═══ Provided material ═══
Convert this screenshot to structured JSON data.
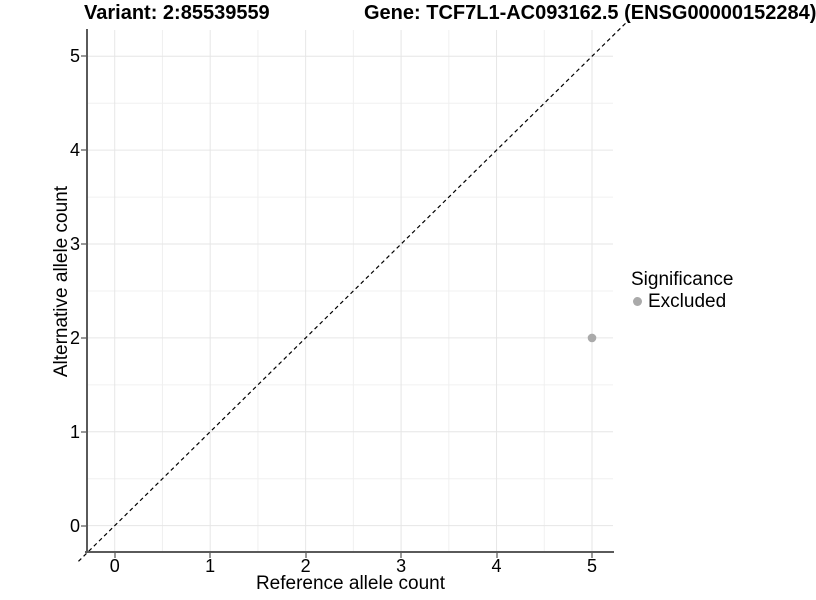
{
  "chart_data": {
    "type": "scatter",
    "title_variant": "Variant: 2:85539559",
    "title_gene": "Gene: TCF7L1-AC093162.5 (ENSG00000152284)",
    "xlabel": "Reference allele count",
    "ylabel": "Alternative allele count",
    "x_ticks": [
      0,
      1,
      2,
      3,
      4,
      5
    ],
    "y_ticks": [
      0,
      1,
      2,
      3,
      4,
      5
    ],
    "xlim": [
      -0.28,
      5.22
    ],
    "ylim": [
      -0.27,
      5.28
    ],
    "minor_grid_step": 0.5,
    "grid": "major+minor",
    "reference_line": {
      "type": "identity y=x",
      "style": "dashed",
      "color": "#000000"
    },
    "series": [
      {
        "name": "Excluded",
        "color": "#aaaaaa",
        "point_radius": 4.3,
        "points": [
          {
            "x": 5,
            "y": 2
          }
        ]
      }
    ],
    "legend": {
      "title": "Significance",
      "position": "right",
      "entries": [
        {
          "label": "Excluded",
          "color": "#aaaaaa",
          "marker": "circle"
        }
      ]
    },
    "colors": {
      "axis_line": "#5a5a5a",
      "tick_mark": "#999999",
      "grid_major": "#e6e6e6",
      "grid_minor": "#f0f0f0",
      "text": "#000000"
    }
  }
}
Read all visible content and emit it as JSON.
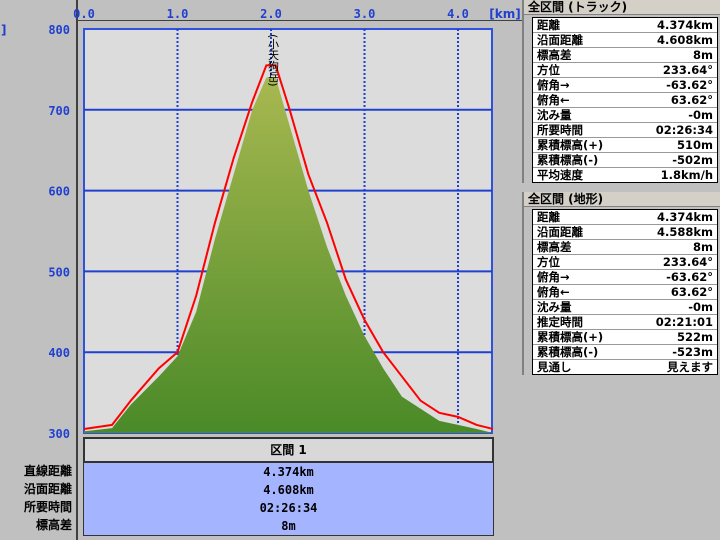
{
  "chart_data": {
    "type": "area",
    "x_ticks": [
      "0.0",
      "1.0",
      "2.0",
      "3.0",
      "4.0"
    ],
    "x_unit": "[km]",
    "y_unit_partial": "]",
    "y_ticks": [
      "800",
      "700",
      "600",
      "500",
      "400",
      "300"
    ],
    "xlim": [
      0,
      4.374
    ],
    "ylim": [
      300,
      800
    ],
    "grid": true,
    "peak_label": "(小天狗岳)",
    "peak_x": 2.0,
    "series": [
      {
        "role": "terrain",
        "color": "#6a9a30",
        "x": [
          0,
          0.3,
          0.5,
          0.8,
          1.0,
          1.2,
          1.4,
          1.6,
          1.8,
          1.95,
          2.05,
          2.2,
          2.4,
          2.6,
          2.8,
          3.0,
          3.2,
          3.4,
          3.6,
          3.8,
          4.0,
          4.2,
          4.374
        ],
        "y": [
          302,
          306,
          335,
          370,
          395,
          450,
          540,
          620,
          700,
          740,
          740,
          680,
          600,
          530,
          470,
          420,
          380,
          345,
          330,
          315,
          310,
          305,
          300
        ]
      },
      {
        "role": "track",
        "color": "#ff0000",
        "x": [
          0,
          0.3,
          0.5,
          0.8,
          1.0,
          1.2,
          1.4,
          1.6,
          1.8,
          1.95,
          2.05,
          2.2,
          2.4,
          2.6,
          2.8,
          3.0,
          3.2,
          3.4,
          3.6,
          3.8,
          4.0,
          4.2,
          4.374
        ],
        "y": [
          305,
          310,
          340,
          380,
          400,
          470,
          560,
          640,
          710,
          755,
          755,
          700,
          620,
          560,
          490,
          440,
          400,
          370,
          340,
          325,
          320,
          310,
          305
        ]
      }
    ]
  },
  "section": {
    "header": "区間 1",
    "labels": [
      "直線距離",
      "沿面距離",
      "所要時間",
      "標高差"
    ],
    "values": [
      "4.374km",
      "4.608km",
      "02:26:34",
      "8m"
    ]
  },
  "track": {
    "title": "全区間 (トラック)",
    "rows": [
      [
        "距離",
        "4.374km"
      ],
      [
        "沿面距離",
        "4.608km"
      ],
      [
        "標高差",
        "8m"
      ],
      [
        "方位",
        "233.64°"
      ],
      [
        "俯角→",
        "-63.62°"
      ],
      [
        "俯角←",
        "63.62°"
      ],
      [
        "沈み量",
        "-0m"
      ],
      [
        "所要時間",
        "02:26:34"
      ],
      [
        "累積標高(+)",
        "510m"
      ],
      [
        "累積標高(-)",
        "-502m"
      ],
      [
        "平均速度",
        "1.8km/h"
      ]
    ]
  },
  "terrain": {
    "title": "全区間 (地形)",
    "rows": [
      [
        "距離",
        "4.374km"
      ],
      [
        "沿面距離",
        "4.588km"
      ],
      [
        "標高差",
        "8m"
      ],
      [
        "方位",
        "233.64°"
      ],
      [
        "俯角→",
        "-63.62°"
      ],
      [
        "俯角←",
        "63.62°"
      ],
      [
        "沈み量",
        "-0m"
      ],
      [
        "推定時間",
        "02:21:01"
      ],
      [
        "累積標高(+)",
        "522m"
      ],
      [
        "累積標高(-)",
        "-523m"
      ],
      [
        "見通し",
        "見えます"
      ]
    ]
  }
}
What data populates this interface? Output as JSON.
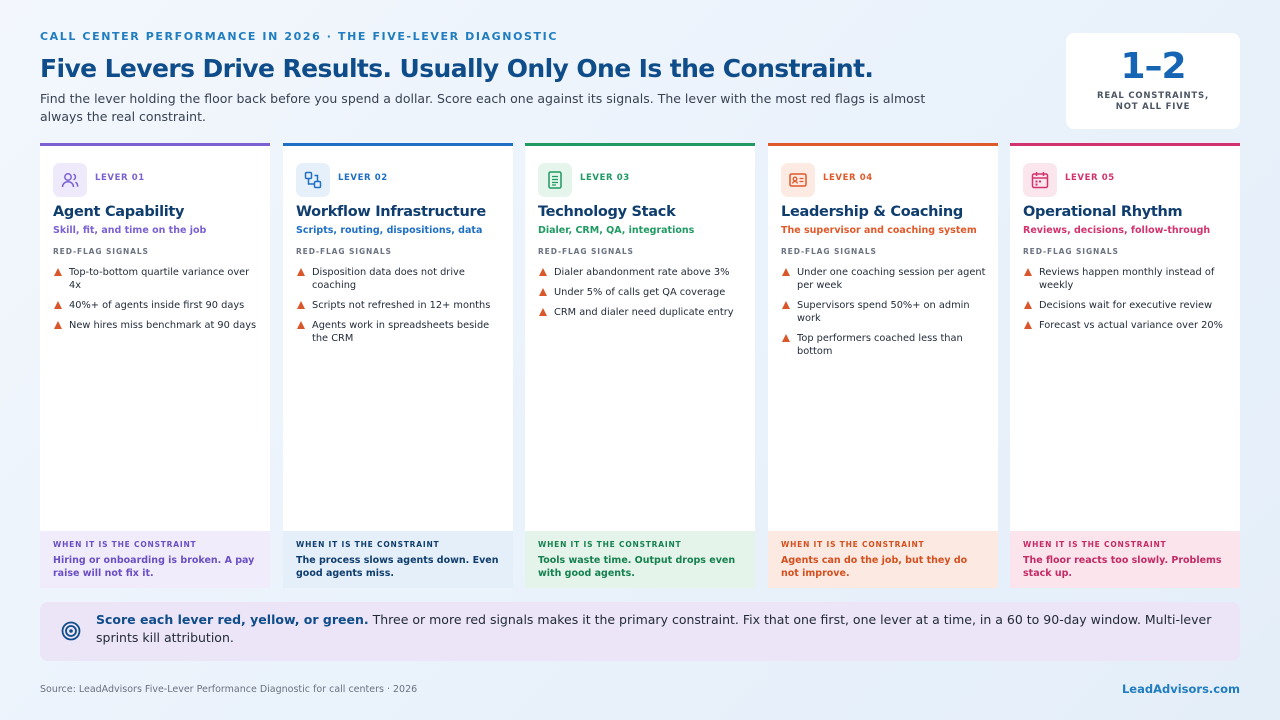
═══
• Job: Above are the records; reproduce them exactly and leave out the pictures.

• Solution to the exercise:
Convert this screenshot to structured JSON data.
{
  "chart_data": {
    "type": "scatter",
    "title_variant": "Variant: 2:85539559",
    "title_gene": "Gene: TCF7L1-AC093162.5 (ENSG00000152284)",
    "xlabel": "Reference allele count",
    "ylabel": "Alternative allele count",
    "x_ticks": [
      0,
      1,
      2,
      3,
      4,
      5
    ],
    "y_ticks": [
      0,
      1,
      2,
      3,
      4,
      5
    ],
    "xlim": [
      -0.28,
      5.22
    ],
    "ylim": [
      -0.27,
      5.28
    ],
    "minor_grid_step": 0.5,
    "grid": "major+minor",
    "reference_line": {
      "type": "identity y=x",
      "style": "dashed",
      "color": "#000000"
    },
    "series": [
      {
        "name": "Excluded",
        "color": "#aaaaaa",
        "point_radius": 4.3,
        "points": [
          {
            "x": 5,
            "y": 2
          }
        ]
      }
    ],
    "legend": {
      "title": "Significance",
      "position": "right",
      "entries": [
        {
          "label": "Excluded",
          "color": "#aaaaaa",
          "marker": "circle"
        }
      ]
    },
    "colors": {
      "axis_line": "#5a5a5a",
      "tick_mark": "#999999",
      "grid_major": "#e6e6e6",
      "grid_minor": "#f0f0f0",
      "text": "#000000"
    }
  }
}
Read all visible content and emit it as JSON.
{
  "chart_data": {
    "type": "area",
    "x_ticks": [
      "0.0",
      "1.0",
      "2.0",
      "3.0",
      "4.0"
    ],
    "x_unit": "[km]",
    "y_unit_partial": "]",
    "y_ticks": [
      "800",
      "700",
      "600",
      "500",
      "400",
      "300"
    ],
    "xlim": [
      0,
      4.374
    ],
    "ylim": [
      300,
      800
    ],
    "grid": true,
    "peak_label": "(小天狗岳)",
    "peak_x": 2.0,
    "series": [
      {
        "role": "terrain",
        "color": "#6a9a30",
        "x": [
          0,
          0.3,
          0.5,
          0.8,
          1.0,
          1.2,
          1.4,
          1.6,
          1.8,
          1.95,
          2.05,
          2.2,
          2.4,
          2.6,
          2.8,
          3.0,
          3.2,
          3.4,
          3.6,
          3.8,
          4.0,
          4.2,
          4.374
        ],
        "y": [
          302,
          306,
          335,
          370,
          395,
          450,
          540,
          620,
          700,
          740,
          740,
          680,
          600,
          530,
          470,
          420,
          380,
          345,
          330,
          315,
          310,
          305,
          300
        ]
      },
      {
        "role": "track",
        "color": "#ff0000",
        "x": [
          0,
          0.3,
          0.5,
          0.8,
          1.0,
          1.2,
          1.4,
          1.6,
          1.8,
          1.95,
          2.05,
          2.2,
          2.4,
          2.6,
          2.8,
          3.0,
          3.2,
          3.4,
          3.6,
          3.8,
          4.0,
          4.2,
          4.374
        ],
        "y": [
          305,
          310,
          340,
          380,
          400,
          470,
          560,
          640,
          710,
          755,
          755,
          700,
          620,
          560,
          490,
          440,
          400,
          370,
          340,
          325,
          320,
          310,
          305
        ]
      }
    ]
  },
  "section": {
    "header": "区間 1",
    "labels": [
      "直線距離",
      "沿面距離",
      "所要時間",
      "標高差"
    ],
    "values": [
      "4.374km",
      "4.608km",
      "02:26:34",
      "8m"
    ]
  },
  "track": {
    "title": "全区間 (トラック)",
    "rows": [
      [
        "距離",
        "4.374km"
      ],
      [
        "沿面距離",
        "4.608km"
      ],
      [
        "標高差",
        "8m"
      ],
      [
        "方位",
        "233.64°"
      ],
      [
        "俯角→",
        "-63.62°"
      ],
      [
        "俯角←",
        "63.62°"
      ],
      [
        "沈み量",
        "-0m"
      ],
      [
        "所要時間",
        "02:26:34"
      ],
      [
        "累積標高(+)",
        "510m"
      ],
      [
        "累積標高(-)",
        "-502m"
      ],
      [
        "平均速度",
        "1.8km/h"
      ]
    ]
  },
  "terrain": {
    "title": "全区間 (地形)",
    "rows": [
      [
        "距離",
        "4.374km"
      ],
      [
        "沿面距離",
        "4.588km"
      ],
      [
        "標高差",
        "8m"
      ],
      [
        "方位",
        "233.64°"
      ],
      [
        "俯角→",
        "-63.62°"
      ],
      [
        "俯角←",
        "63.62°"
      ],
      [
        "沈み量",
        "-0m"
      ],
      [
        "推定時間",
        "02:21:01"
      ],
      [
        "累積標高(+)",
        "522m"
      ],
      [
        "累積標高(-)",
        "-523m"
      ],
      [
        "見通し",
        "見えます"
      ]
    ]
  }
}
What data populates this interface? Output as JSON.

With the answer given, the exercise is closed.